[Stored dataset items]
-- -- --
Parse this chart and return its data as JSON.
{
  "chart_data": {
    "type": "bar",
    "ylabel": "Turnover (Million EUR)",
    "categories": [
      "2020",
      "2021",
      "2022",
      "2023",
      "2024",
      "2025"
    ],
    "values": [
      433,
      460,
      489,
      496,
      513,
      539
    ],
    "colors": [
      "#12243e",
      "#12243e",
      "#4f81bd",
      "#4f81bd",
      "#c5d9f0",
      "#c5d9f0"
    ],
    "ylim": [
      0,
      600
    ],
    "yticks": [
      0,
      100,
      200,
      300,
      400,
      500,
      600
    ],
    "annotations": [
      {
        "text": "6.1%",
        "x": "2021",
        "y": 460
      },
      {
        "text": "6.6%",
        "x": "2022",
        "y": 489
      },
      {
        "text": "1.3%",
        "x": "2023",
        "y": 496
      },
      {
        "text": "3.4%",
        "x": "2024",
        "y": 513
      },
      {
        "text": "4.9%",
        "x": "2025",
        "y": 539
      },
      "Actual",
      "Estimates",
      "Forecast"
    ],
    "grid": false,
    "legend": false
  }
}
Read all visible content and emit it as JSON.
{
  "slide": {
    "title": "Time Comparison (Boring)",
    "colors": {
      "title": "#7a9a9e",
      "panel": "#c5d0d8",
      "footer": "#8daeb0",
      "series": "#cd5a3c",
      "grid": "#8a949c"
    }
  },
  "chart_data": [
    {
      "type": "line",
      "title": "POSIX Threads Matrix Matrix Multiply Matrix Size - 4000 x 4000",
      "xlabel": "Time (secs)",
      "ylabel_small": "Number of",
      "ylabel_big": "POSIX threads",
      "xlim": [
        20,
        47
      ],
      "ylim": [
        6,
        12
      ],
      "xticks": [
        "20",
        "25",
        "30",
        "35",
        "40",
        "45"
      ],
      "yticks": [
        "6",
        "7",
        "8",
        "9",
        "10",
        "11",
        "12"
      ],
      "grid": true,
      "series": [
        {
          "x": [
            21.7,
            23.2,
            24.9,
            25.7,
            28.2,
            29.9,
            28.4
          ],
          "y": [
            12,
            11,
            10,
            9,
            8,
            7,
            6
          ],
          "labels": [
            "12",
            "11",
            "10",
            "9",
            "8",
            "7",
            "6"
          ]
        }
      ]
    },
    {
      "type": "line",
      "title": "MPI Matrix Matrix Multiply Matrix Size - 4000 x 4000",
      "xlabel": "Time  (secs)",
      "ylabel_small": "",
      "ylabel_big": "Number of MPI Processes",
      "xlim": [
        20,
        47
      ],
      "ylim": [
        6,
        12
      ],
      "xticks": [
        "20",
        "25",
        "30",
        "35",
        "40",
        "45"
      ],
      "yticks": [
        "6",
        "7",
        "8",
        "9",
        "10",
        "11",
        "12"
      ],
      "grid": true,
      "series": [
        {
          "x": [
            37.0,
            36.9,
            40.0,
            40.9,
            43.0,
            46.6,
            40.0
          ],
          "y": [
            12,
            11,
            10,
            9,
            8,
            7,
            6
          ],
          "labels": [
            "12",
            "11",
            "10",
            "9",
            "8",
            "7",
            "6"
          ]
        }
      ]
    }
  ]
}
-- -- --
**Task statement:**
Search the data for the string "JSON" and copy each line where it appears.

**Solution for this exercise:**
Parse this chart and return its data as JSON.
Read all visible content and emit it as JSON.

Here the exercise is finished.